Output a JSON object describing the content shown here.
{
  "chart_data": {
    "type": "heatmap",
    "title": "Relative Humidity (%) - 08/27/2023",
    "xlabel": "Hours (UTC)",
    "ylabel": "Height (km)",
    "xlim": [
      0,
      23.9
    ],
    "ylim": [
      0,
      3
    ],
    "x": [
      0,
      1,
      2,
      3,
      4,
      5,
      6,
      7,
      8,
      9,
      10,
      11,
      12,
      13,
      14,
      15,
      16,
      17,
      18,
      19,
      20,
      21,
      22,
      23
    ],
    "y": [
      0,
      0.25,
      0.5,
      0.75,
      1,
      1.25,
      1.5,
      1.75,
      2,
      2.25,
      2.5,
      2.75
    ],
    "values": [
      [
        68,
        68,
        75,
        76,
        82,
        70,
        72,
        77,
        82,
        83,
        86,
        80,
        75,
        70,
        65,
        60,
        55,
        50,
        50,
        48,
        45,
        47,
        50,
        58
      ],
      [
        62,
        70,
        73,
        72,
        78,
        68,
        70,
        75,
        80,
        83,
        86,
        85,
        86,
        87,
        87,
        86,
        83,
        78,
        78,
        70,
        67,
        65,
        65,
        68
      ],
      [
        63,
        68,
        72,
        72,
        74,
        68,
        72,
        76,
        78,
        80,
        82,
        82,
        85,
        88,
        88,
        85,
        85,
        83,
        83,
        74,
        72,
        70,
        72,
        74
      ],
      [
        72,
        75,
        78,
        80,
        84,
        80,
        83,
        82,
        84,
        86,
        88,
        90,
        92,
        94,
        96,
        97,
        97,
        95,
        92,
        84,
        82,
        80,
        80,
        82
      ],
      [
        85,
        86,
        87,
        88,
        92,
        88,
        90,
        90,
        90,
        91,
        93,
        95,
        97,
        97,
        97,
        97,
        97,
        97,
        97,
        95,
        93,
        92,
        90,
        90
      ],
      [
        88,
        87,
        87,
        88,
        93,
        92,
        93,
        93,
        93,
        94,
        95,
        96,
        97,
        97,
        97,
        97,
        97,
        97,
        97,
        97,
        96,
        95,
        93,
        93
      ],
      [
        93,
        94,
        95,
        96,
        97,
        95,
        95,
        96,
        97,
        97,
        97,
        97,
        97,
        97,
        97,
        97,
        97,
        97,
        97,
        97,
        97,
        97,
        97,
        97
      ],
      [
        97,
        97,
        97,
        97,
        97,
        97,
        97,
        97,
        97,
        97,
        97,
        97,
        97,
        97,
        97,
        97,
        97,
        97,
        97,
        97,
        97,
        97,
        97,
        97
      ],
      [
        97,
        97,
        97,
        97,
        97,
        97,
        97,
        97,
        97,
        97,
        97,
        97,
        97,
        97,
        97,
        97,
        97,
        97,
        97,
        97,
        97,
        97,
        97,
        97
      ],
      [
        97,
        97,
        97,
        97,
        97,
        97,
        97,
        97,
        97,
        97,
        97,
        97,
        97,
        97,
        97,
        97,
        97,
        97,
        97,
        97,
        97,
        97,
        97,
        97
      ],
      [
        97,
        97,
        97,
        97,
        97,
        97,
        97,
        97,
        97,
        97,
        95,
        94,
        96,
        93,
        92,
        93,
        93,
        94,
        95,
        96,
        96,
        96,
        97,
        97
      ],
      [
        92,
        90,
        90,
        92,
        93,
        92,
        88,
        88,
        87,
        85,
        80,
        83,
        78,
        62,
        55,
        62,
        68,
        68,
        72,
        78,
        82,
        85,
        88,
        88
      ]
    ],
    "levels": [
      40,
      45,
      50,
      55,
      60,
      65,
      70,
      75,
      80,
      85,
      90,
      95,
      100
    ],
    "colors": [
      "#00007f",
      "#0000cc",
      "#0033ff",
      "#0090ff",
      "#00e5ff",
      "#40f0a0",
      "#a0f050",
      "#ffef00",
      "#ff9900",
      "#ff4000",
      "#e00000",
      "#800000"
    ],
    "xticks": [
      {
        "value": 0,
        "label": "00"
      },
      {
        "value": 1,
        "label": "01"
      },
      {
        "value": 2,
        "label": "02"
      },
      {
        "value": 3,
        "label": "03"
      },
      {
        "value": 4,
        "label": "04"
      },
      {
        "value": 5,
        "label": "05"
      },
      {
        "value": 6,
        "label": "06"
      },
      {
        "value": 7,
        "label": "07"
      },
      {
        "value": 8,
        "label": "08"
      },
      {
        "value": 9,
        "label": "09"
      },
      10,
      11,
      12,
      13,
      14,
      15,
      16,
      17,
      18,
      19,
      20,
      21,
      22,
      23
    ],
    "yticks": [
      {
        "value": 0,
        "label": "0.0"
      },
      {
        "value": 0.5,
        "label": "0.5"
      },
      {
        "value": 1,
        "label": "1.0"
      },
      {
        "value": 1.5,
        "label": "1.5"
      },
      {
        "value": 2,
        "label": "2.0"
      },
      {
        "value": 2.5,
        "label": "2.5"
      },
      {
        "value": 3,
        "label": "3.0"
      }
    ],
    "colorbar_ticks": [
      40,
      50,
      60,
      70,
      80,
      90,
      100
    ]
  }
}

= = = =

Write out the full listing exactly as given.

**EXERCISE SOLUTION:**
Output a JSON object describing the content shown here.
{
  "chart_data": {
    "type": "heatmap",
    "title": "Relative Humidity (%) - 08/27/2023",
    "xlabel": "Hours (UTC)",
    "ylabel": "Height (km)",
    "xlim": [
      0,
      23.9
    ],
    "ylim": [
      0,
      3
    ],
    "x": [
      0,
      1,
      2,
      3,
      4,
      5,
      6,
      7,
      8,
      9,
      10,
      11,
      12,
      13,
      14,
      15,
      16,
      17,
      18,
      19,
      20,
      21,
      22,
      23
    ],
    "y": [
      0,
      0.25,
      0.5,
      0.75,
      1,
      1.25,
      1.5,
      1.75,
      2,
      2.25,
      2.5,
      2.75
    ],
    "values": [
      [
        68,
        68,
        75,
        76,
        82,
        70,
        72,
        77,
        82,
        83,
        86,
        80,
        75,
        70,
        65,
        60,
        55,
        50,
        50,
        48,
        45,
        47,
        50,
        58
      ],
      [
        62,
        70,
        73,
        72,
        78,
        68,
        70,
        75,
        80,
        83,
        86,
        85,
        86,
        87,
        87,
        86,
        83,
        78,
        78,
        70,
        67,
        65,
        65,
        68
      ],
      [
        63,
        68,
        72,
        72,
        74,
        68,
        72,
        76,
        78,
        80,
        82,
        82,
        85,
        88,
        88,
        85,
        85,
        83,
        83,
        74,
        72,
        70,
        72,
        74
      ],
      [
        72,
        75,
        78,
        80,
        84,
        80,
        83,
        82,
        84,
        86,
        88,
        90,
        92,
        94,
        96,
        97,
        97,
        95,
        92,
        84,
        82,
        80,
        80,
        82
      ],
      [
        85,
        86,
        87,
        88,
        92,
        88,
        90,
        90,
        90,
        91,
        93,
        95,
        97,
        97,
        97,
        97,
        97,
        97,
        97,
        95,
        93,
        92,
        90,
        90
      ],
      [
        88,
        87,
        87,
        88,
        93,
        92,
        93,
        93,
        93,
        94,
        95,
        96,
        97,
        97,
        97,
        97,
        97,
        97,
        97,
        97,
        96,
        95,
        93,
        93
      ],
      [
        93,
        94,
        95,
        96,
        97,
        95,
        95,
        96,
        97,
        97,
        97,
        97,
        97,
        97,
        97,
        97,
        97,
        97,
        97,
        97,
        97,
        97,
        97,
        97
      ],
      [
        97,
        97,
        97,
        97,
        97,
        97,
        97,
        97,
        97,
        97,
        97,
        97,
        97,
        97,
        97,
        97,
        97,
        97,
        97,
        97,
        97,
        97,
        97,
        97
      ],
      [
        97,
        97,
        97,
        97,
        97,
        97,
        97,
        97,
        97,
        97,
        97,
        97,
        97,
        97,
        97,
        97,
        97,
        97,
        97,
        97,
        97,
        97,
        97,
        97
      ],
      [
        97,
        97,
        97,
        97,
        97,
        97,
        97,
        97,
        97,
        97,
        97,
        97,
        97,
        97,
        97,
        97,
        97,
        97,
        97,
        97,
        97,
        97,
        97,
        97
      ],
      [
        97,
        97,
        97,
        97,
        97,
        97,
        97,
        97,
        97,
        97,
        95,
        94,
        96,
        93,
        92,
        93,
        93,
        94,
        95,
        96,
        96,
        96,
        97,
        97
      ],
      [
        92,
        90,
        90,
        92,
        93,
        92,
        88,
        88,
        87,
        85,
        80,
        83,
        78,
        62,
        55,
        62,
        68,
        68,
        72,
        78,
        82,
        85,
        88,
        88
      ]
    ],
    "levels": [
      40,
      45,
      50,
      55,
      60,
      65,
      70,
      75,
      80,
      85,
      90,
      95,
      100
    ],
    "colors": [
      "#00007f",
      "#0000cc",
      "#0033ff",
      "#0090ff",
      "#00e5ff",
      "#40f0a0",
      "#a0f050",
      "#ffef00",
      "#ff9900",
      "#ff4000",
      "#e00000",
      "#800000"
    ],
    "xticks": [
      {
        "value": 0,
        "label": "00"
      },
      {
        "value": 1,
        "label": "01"
      },
      {
        "value": 2,
        "label": "02"
      },
      {
        "value": 3,
        "label": "03"
      },
      {
        "value": 4,
        "label": "04"
      },
      {
        "value": 5,
        "label": "05"
      },
      {
        "value": 6,
        "label": "06"
      },
      {
        "value": 7,
        "label": "07"
      },
      {
        "value": 8,
        "label": "08"
      },
      {
        "value": 9,
        "label": "09"
      },
      10,
      11,
      12,
      13,
      14,
      15,
      16,
      17,
      18,
      19,
      20,
      21,
      22,
      23
    ],
    "yticks": [
      {
        "value": 0,
        "label": "0.0"
      },
      {
        "value": 0.5,
        "label": "0.5"
      },
      {
        "value": 1,
        "label": "1.0"
      },
      {
        "value": 1.5,
        "label": "1.5"
      },
      {
        "value": 2,
        "label": "2.0"
      },
      {
        "value": 2.5,
        "label": "2.5"
      },
      {
        "value": 3,
        "label": "3.0"
      }
    ],
    "colorbar_ticks": [
      40,
      50,
      60,
      70,
      80,
      90,
      100
    ]
  }
}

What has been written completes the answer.